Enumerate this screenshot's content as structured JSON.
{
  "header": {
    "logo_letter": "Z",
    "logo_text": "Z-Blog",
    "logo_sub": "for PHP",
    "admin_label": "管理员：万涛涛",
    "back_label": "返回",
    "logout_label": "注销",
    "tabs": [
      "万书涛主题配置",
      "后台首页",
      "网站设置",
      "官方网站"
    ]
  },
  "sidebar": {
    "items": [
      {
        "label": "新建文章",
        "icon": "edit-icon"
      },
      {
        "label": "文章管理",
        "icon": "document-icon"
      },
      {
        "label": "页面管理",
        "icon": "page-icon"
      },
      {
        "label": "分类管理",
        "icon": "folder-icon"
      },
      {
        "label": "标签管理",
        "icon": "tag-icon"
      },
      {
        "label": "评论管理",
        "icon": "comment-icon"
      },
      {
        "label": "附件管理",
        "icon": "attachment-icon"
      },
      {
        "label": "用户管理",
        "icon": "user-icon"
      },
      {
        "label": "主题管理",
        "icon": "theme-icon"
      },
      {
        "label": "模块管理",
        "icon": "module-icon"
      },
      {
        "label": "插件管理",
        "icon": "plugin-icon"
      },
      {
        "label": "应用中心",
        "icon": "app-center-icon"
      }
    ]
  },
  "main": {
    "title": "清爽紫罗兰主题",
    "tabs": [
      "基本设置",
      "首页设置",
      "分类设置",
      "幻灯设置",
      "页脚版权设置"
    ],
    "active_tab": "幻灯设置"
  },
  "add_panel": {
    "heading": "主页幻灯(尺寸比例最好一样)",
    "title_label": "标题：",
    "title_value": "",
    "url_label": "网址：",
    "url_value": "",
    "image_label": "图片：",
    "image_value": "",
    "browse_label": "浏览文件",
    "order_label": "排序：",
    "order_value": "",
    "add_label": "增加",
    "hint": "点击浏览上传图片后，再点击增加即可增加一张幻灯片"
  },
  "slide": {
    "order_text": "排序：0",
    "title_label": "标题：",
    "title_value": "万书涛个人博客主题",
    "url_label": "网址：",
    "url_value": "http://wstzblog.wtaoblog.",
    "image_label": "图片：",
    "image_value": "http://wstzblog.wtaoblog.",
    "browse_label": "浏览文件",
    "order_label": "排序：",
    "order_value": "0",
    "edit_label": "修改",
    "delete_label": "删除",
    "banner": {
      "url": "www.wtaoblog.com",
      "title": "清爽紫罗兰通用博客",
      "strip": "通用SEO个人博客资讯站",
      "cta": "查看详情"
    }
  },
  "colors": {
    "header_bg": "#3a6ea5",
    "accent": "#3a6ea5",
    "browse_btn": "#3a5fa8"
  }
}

◇ ◇ ◇ ◇ ◇

■ **To do**:
Using the entries above, return each line that includes the word "wstzblog".

■ **Expected answer**:
    "url_value": "http://wstzblog.wtaoblog.",
    "image_value": "http://wstzblog.wtaoblog.",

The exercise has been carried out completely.